*GOAL OF THE EXERCISE*
Below are the records. Gather each line that holds "with".

*DATASET RECORDS*

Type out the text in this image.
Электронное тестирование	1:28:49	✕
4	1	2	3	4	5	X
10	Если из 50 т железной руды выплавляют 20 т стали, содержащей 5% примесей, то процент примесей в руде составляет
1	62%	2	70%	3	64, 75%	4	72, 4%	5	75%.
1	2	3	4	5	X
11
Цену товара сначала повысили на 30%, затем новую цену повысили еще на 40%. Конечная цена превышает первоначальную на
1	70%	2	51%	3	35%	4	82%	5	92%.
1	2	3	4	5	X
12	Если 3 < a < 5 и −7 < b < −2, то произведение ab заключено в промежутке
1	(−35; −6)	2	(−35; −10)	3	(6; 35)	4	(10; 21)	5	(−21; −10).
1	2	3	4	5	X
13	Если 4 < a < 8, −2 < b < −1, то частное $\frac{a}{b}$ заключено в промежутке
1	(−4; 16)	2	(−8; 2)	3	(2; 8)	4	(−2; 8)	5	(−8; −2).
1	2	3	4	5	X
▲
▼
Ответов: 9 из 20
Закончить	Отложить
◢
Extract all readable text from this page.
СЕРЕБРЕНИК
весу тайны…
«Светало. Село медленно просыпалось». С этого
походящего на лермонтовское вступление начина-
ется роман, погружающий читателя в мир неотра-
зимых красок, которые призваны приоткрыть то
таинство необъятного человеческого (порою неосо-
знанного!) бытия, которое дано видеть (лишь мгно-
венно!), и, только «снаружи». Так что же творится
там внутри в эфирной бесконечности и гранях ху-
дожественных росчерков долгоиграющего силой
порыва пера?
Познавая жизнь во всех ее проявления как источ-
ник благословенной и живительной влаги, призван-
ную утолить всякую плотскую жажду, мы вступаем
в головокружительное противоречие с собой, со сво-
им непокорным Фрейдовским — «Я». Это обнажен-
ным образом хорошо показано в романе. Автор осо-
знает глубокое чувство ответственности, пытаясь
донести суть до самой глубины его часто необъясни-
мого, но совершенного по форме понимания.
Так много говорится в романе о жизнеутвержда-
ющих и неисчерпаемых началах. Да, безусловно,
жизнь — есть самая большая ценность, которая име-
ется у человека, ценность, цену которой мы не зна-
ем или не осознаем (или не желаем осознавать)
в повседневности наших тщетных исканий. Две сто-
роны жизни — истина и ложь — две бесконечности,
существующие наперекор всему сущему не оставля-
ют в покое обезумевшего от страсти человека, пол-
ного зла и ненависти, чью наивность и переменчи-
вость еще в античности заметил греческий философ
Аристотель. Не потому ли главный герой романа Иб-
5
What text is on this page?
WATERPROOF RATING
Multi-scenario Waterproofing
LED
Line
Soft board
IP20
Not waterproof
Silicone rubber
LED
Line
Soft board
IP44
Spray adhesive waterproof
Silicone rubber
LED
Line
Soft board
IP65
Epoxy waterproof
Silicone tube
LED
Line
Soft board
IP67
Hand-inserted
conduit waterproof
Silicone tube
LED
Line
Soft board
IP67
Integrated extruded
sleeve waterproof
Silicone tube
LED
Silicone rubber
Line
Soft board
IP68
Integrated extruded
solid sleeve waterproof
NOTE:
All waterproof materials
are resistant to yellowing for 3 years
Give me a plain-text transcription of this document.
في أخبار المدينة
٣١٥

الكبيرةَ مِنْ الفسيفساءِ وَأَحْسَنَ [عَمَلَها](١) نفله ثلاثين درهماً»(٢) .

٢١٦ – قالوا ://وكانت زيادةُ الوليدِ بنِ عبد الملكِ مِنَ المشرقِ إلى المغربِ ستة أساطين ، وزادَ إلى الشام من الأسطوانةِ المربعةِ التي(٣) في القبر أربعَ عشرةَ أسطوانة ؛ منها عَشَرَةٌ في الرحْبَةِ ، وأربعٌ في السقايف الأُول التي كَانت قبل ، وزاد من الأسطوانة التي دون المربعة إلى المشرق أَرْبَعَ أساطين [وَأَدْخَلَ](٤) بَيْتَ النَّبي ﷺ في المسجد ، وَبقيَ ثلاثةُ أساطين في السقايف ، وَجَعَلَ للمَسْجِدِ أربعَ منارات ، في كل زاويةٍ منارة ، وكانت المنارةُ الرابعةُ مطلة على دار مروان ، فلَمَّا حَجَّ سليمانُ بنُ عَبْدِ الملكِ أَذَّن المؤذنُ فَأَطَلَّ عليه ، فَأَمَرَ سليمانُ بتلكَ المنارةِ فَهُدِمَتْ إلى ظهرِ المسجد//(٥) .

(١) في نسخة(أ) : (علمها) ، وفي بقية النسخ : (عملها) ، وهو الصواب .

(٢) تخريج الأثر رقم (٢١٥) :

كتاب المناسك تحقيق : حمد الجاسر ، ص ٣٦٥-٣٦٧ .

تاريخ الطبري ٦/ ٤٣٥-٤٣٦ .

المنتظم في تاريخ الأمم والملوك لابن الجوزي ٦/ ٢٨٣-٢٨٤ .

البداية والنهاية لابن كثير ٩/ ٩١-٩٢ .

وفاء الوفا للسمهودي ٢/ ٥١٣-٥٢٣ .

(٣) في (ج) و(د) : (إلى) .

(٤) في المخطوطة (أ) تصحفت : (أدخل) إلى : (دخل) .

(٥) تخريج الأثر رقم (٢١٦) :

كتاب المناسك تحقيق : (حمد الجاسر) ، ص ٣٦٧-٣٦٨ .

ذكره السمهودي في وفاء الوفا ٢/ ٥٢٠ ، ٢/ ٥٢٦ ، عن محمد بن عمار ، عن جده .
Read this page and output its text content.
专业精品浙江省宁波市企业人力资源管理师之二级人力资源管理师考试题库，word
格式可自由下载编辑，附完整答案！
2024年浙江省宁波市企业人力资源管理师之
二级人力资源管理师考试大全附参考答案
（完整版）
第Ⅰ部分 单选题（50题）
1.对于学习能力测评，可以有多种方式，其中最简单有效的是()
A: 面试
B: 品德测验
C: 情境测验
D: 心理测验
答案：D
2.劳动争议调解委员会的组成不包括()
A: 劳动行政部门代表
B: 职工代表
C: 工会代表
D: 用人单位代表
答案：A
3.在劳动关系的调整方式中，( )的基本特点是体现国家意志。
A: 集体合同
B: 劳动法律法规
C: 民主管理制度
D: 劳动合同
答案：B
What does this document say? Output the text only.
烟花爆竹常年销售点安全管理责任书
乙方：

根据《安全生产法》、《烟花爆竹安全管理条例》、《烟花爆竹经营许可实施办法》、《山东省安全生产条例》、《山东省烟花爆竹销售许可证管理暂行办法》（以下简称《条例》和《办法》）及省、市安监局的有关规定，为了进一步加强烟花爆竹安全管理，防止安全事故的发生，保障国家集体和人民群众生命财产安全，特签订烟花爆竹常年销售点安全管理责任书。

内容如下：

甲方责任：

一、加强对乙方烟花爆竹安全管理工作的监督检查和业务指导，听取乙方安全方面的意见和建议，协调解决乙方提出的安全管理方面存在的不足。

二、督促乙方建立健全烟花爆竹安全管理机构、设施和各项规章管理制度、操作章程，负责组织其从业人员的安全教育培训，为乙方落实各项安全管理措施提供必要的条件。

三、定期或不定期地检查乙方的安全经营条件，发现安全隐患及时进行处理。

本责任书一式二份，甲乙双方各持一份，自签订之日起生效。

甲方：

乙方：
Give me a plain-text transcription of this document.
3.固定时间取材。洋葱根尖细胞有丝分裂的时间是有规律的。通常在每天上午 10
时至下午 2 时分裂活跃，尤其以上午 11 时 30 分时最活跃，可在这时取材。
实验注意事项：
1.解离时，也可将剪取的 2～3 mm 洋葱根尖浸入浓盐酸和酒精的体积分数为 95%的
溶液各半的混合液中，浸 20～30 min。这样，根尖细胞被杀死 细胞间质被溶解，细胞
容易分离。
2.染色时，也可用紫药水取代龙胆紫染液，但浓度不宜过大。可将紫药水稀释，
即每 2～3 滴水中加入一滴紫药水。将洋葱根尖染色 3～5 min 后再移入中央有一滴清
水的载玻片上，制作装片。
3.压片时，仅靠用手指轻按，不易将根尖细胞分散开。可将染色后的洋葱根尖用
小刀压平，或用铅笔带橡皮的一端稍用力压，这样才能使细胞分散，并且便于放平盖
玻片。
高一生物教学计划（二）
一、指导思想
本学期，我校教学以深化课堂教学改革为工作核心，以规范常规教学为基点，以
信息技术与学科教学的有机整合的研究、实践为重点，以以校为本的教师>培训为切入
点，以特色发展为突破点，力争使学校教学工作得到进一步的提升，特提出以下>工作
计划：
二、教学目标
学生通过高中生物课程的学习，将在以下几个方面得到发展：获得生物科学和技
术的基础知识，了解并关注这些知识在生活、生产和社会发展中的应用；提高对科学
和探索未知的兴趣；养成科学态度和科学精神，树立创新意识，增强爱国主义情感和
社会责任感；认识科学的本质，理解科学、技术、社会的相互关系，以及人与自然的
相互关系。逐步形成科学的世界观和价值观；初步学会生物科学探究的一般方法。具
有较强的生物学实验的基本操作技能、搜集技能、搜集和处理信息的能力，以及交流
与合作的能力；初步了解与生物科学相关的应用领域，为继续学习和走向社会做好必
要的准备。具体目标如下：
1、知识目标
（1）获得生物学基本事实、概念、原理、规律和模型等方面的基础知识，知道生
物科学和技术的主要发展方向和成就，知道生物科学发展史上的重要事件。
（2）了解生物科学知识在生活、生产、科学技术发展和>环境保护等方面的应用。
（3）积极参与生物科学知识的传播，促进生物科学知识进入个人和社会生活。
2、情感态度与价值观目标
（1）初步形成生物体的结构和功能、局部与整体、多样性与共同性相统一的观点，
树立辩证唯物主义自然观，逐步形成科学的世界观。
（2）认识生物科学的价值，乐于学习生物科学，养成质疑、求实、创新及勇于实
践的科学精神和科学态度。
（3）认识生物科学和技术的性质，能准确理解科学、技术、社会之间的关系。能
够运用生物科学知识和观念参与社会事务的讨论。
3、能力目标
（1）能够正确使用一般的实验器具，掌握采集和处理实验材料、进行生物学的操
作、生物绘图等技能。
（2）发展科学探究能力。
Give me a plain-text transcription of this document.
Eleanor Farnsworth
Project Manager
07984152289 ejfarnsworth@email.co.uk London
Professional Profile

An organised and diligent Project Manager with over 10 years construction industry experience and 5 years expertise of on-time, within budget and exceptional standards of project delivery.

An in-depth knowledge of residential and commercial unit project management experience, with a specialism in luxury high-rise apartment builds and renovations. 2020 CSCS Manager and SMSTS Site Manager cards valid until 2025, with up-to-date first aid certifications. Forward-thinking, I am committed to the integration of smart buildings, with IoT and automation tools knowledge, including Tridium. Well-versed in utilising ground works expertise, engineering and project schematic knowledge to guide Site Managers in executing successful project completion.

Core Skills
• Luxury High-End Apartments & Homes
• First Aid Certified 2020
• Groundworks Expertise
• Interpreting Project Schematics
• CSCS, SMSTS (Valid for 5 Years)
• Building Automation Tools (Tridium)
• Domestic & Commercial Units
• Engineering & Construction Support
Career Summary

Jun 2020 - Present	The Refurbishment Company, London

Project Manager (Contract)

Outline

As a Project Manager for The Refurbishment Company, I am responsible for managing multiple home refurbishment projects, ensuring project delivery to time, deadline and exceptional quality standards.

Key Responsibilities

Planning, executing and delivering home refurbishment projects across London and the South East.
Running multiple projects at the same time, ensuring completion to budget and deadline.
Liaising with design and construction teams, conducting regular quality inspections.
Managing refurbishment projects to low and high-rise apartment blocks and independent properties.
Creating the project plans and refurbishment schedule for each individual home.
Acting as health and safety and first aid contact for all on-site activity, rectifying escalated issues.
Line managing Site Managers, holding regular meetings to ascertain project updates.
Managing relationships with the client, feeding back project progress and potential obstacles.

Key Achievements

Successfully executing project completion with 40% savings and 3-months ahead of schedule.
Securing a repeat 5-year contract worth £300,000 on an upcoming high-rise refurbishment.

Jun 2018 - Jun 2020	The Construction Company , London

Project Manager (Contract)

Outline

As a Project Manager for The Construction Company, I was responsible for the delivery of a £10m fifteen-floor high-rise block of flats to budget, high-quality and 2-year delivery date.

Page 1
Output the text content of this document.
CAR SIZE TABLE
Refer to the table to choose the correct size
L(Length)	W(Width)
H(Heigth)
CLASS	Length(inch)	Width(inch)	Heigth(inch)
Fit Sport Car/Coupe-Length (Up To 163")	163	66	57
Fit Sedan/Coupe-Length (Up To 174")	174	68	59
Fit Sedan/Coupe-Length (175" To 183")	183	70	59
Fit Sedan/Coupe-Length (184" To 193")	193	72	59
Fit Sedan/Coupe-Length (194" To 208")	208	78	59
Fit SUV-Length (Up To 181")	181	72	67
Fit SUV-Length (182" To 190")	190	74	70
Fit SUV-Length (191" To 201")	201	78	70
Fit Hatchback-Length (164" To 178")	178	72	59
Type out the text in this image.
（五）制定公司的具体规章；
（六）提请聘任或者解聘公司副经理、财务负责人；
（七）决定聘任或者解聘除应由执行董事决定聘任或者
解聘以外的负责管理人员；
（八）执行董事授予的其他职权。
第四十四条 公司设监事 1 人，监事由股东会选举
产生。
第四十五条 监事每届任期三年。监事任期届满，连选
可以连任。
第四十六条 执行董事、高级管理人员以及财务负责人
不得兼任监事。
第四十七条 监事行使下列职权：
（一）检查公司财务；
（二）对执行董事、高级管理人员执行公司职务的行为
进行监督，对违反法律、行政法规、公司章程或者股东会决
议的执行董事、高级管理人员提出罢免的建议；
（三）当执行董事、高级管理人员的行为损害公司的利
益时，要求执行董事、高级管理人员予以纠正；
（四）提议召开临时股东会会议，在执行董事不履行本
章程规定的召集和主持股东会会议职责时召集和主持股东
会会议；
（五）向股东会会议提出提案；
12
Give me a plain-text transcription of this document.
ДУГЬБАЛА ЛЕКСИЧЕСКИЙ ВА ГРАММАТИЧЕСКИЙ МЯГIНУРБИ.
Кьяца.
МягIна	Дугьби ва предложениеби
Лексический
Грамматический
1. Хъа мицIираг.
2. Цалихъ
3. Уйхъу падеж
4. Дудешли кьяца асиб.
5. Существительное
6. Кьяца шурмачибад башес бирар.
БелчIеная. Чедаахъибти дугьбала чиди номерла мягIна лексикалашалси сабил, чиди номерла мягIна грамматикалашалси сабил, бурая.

*RESULT OF THE EXERCISE*
An organised and diligent Project Manager with over 10 years construction industry experience and 5 years expertise of on-time, within budget and exceptional standards of project delivery.
An in-depth knowledge of residential and commercial unit project management experience, with a specialism in luxury high-rise apartment builds and renovations. 2020 CSCS Manager and SMSTS Site Manager cards valid until 2025, with up-to-date first aid certifications. Forward-thinking, I am committed to the integration of smart buildings, with IoT and automation tools knowledge, including Tridium. Well-versed in utilising ground works expertise, engineering and project schematic knowledge to guide Site Managers in executing successful project completion.
Liaising with design and construction teams, conducting regular quality inspections.
Managing relationships with the client, feeding back project progress and potential obstacles.
Successfully executing project completion with 40% savings and 3-months ahead of schedule.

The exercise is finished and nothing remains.